Records contained in a dataset:
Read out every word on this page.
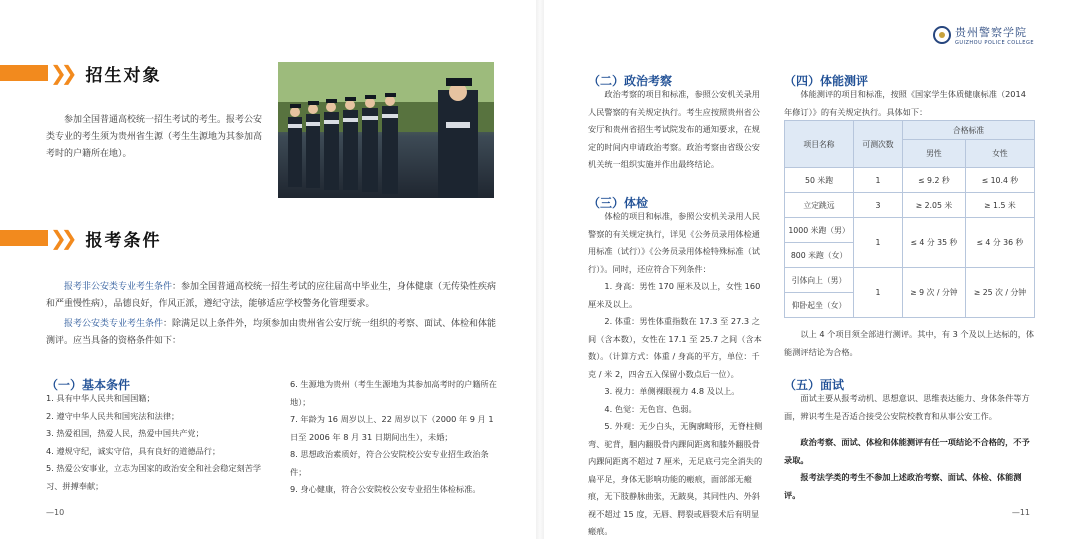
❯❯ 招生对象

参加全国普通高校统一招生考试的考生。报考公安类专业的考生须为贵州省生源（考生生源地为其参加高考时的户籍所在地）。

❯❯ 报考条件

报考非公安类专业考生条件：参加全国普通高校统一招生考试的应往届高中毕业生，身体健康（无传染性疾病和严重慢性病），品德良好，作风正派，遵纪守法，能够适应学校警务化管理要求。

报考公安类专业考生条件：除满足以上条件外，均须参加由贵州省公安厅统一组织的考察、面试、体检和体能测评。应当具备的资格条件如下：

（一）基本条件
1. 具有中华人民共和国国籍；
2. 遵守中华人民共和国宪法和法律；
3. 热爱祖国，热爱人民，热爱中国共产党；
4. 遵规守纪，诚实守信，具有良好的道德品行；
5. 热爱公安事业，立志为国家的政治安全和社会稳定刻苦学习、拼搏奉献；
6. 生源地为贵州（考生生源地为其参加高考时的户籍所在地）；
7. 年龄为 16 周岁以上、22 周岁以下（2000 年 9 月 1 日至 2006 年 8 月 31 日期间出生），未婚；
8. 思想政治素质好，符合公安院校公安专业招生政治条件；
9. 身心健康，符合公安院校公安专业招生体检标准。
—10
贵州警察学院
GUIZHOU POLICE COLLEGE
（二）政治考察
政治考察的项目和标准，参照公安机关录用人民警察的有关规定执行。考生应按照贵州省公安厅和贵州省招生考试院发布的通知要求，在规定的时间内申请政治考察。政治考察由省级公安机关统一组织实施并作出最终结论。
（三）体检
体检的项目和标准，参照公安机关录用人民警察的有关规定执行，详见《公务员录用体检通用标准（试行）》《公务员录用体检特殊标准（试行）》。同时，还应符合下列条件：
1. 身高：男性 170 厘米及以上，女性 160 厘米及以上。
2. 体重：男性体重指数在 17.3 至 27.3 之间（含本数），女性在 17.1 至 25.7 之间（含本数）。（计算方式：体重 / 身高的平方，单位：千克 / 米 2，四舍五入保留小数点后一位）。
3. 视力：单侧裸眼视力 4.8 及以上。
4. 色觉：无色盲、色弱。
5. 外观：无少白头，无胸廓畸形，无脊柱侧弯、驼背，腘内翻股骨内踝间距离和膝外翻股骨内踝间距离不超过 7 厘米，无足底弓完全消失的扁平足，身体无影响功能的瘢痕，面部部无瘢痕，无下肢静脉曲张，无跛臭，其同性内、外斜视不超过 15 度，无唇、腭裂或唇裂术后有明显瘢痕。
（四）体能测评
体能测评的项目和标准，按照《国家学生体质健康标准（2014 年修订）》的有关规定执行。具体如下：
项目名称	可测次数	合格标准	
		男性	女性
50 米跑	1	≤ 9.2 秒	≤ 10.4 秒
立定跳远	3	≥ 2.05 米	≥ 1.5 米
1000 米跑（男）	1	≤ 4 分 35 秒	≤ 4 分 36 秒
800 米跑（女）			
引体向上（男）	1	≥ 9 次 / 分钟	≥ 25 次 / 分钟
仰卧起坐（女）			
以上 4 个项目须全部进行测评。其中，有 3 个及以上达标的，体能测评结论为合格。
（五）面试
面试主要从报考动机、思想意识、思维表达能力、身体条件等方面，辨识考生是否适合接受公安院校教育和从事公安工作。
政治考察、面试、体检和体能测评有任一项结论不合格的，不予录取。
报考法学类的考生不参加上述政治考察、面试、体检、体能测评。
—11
* * *
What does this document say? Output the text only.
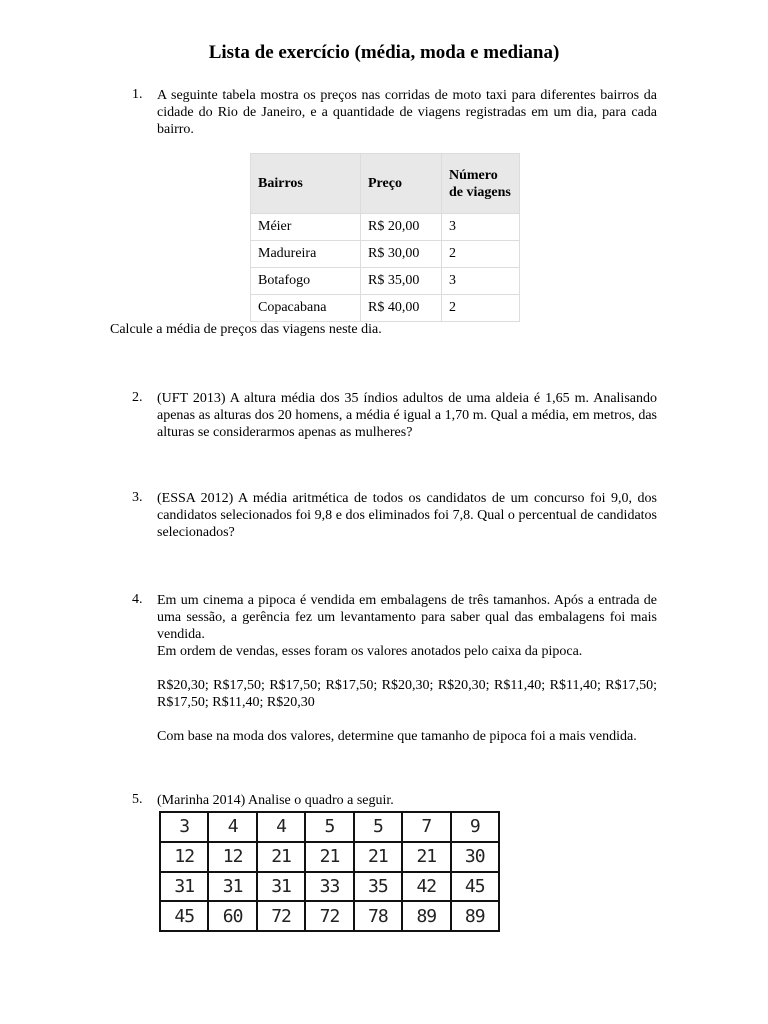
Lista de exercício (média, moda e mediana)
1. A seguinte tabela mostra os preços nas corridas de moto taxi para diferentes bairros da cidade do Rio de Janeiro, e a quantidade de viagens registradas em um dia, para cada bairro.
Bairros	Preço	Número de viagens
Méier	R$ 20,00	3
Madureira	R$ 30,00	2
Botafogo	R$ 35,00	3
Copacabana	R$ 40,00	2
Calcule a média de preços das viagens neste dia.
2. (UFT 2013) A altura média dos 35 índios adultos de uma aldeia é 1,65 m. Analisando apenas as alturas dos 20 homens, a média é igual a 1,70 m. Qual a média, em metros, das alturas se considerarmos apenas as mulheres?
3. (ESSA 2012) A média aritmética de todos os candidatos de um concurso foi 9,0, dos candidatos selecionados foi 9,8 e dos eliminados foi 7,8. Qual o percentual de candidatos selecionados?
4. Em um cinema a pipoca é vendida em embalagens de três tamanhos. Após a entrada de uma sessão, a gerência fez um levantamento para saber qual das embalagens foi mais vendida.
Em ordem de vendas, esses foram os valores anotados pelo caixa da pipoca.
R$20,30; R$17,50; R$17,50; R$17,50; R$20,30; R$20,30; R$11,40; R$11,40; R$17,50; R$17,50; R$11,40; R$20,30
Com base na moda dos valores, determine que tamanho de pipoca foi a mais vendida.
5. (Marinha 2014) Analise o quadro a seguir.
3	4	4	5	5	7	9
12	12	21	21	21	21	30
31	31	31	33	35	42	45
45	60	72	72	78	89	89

- **EXERCISE TASK**: Determine how many lines of this listing contain "para", and give only the number.

- **THE OUTPUT**: 2